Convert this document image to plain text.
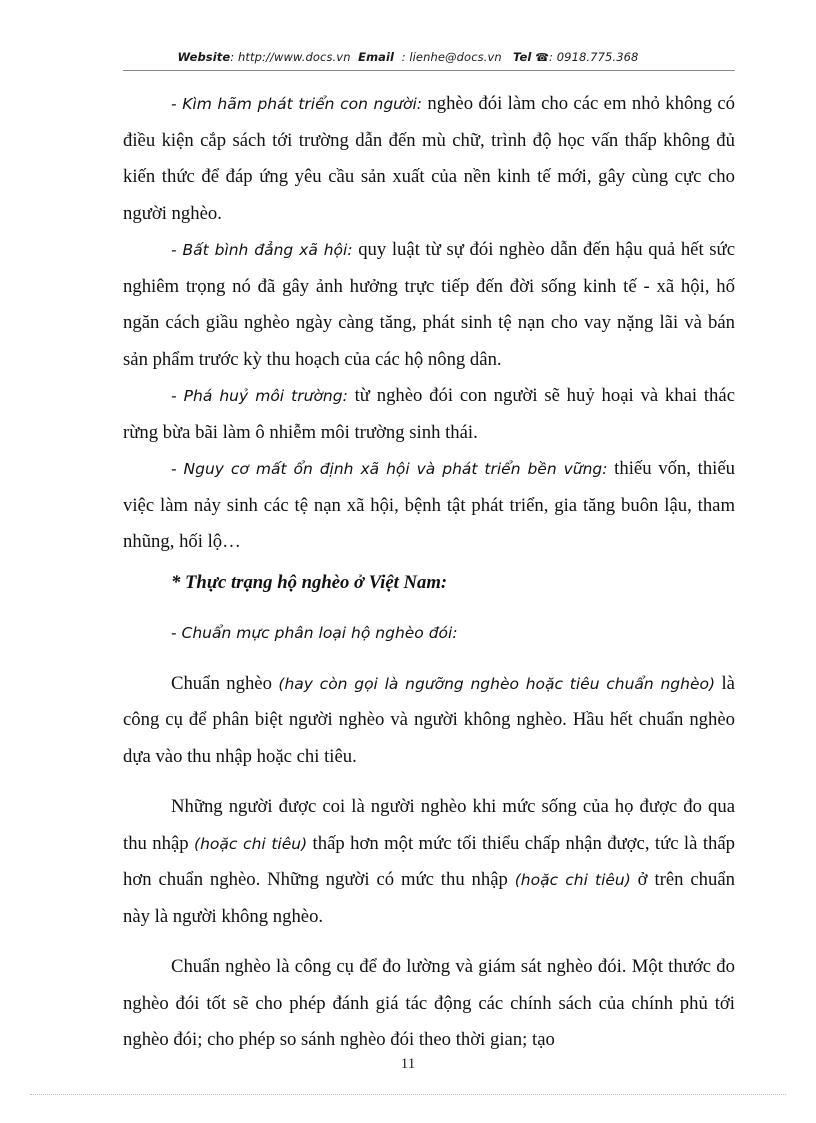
Website: http://www.docs.vn Email : lienhe@docs.vn Tel ☎: 0918.775.368

- Kìm hãm phát triển con người: nghèo đói làm cho các em nhỏ không có điều kiện cắp sách tới trường dẫn đến mù chữ, trình độ học vấn thấp không đủ kiến thức để đáp ứng yêu cầu sản xuất của nền kinh tế mới, gây cùng cực cho người nghèo.

- Bất bình đẳng xã hội: quy luật từ sự đói nghèo dẫn đến hậu quả hết sức nghiêm trọng nó đã gây ảnh hưởng trực tiếp đến đời sống kinh tế - xã hội, hố ngăn cách giầu nghèo ngày càng tăng, phát sinh tệ nạn cho vay nặng lãi và bán sản phẩm trước kỳ thu hoạch của các hộ nông dân.

- Phá huỷ môi trường: từ nghèo đói con người sẽ huỷ hoại và khai thác rừng bừa bãi làm ô nhiễm môi trường sinh thái.

- Nguy cơ mất ổn định xã hội và phát triển bền vững: thiếu vốn, thiếu việc làm nảy sinh các tệ nạn xã hội, bệnh tật phát triển, gia tăng buôn lậu, tham nhũng, hối lộ…

* Thực trạng hộ nghèo ở Việt Nam:

- Chuẩn mực phân loại hộ nghèo đói:

Chuẩn nghèo (hay còn gọi là ngưỡng nghèo hoặc tiêu chuẩn nghèo) là công cụ để phân biệt người nghèo và người không nghèo. Hầu hết chuẩn nghèo dựa vào thu nhập hoặc chi tiêu.

Những người được coi là người nghèo khi mức sống của họ được đo qua thu nhập (hoặc chi tiêu) thấp hơn một mức tối thiểu chấp nhận được, tức là thấp hơn chuẩn nghèo. Những người có mức thu nhập (hoặc chi tiêu) ở trên chuẩn này là người không nghèo.

Chuẩn nghèo là công cụ để đo lường và giám sát nghèo đói. Một thước đo nghèo đói tốt sẽ cho phép đánh giá tác động các chính sách của chính phủ tới nghèo đói; cho phép so sánh nghèo đói theo thời gian; tạo

11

**REQUIREMENT**
Check each line of the records for "nhập" and copy the ones that contain it.

**EXERCISE RESULT**
Chuẩn nghèo (hay còn gọi là ngưỡng nghèo hoặc tiêu chuẩn nghèo) là công cụ để phân biệt người nghèo và người không nghèo. Hầu hết chuẩn nghèo dựa vào thu nhập hoặc chi tiêu.
Những người được coi là người nghèo khi mức sống của họ được đo qua thu nhập (hoặc chi tiêu) thấp hơn một mức tối thiểu chấp nhận được, tức là thấp hơn chuẩn nghèo. Những người có mức thu nhập (hoặc chi tiêu) ở trên chuẩn này là người không nghèo.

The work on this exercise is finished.